Examine the material below. Gather every line in which the string "brake" appears.

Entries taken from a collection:
· · ·
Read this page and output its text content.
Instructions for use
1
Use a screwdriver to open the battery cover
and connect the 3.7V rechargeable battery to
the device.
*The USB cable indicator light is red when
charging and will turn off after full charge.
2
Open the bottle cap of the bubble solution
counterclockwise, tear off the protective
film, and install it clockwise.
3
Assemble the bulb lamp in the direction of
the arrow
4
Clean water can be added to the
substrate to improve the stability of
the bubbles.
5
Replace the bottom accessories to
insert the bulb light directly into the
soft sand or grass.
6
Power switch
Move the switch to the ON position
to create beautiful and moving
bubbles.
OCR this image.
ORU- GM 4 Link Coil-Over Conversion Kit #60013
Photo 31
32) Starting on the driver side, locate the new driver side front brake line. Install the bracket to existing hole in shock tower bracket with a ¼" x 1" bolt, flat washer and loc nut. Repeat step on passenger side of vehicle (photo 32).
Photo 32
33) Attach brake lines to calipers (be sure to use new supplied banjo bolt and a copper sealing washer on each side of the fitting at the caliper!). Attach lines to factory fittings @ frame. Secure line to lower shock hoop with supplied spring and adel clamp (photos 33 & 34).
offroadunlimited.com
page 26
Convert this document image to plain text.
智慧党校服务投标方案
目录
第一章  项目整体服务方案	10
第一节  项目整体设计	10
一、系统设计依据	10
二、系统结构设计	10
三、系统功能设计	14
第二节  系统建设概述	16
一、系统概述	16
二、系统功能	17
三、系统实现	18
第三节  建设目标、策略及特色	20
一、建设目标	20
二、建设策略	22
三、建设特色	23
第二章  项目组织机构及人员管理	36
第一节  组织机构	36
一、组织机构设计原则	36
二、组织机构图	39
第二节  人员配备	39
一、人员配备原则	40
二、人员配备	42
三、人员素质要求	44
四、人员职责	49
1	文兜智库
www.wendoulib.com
· · ·
■ **Written response**:
32) Starting on the driver side, locate the new driver side front brake line. Install the bracket to existing hole in shock tower bracket with a ¼" x 1" bolt, flat washer and loc nut. Repeat step on passenger side of vehicle (photo 32).
33) Attach brake lines to calipers (be sure to use new supplied banjo bolt and a copper sealing washer on each side of the fitting at the caliper!). Attach lines to factory fittings @ frame. Secure line to lower shock hoop with supplied spring and adel clamp (photos 33 & 34).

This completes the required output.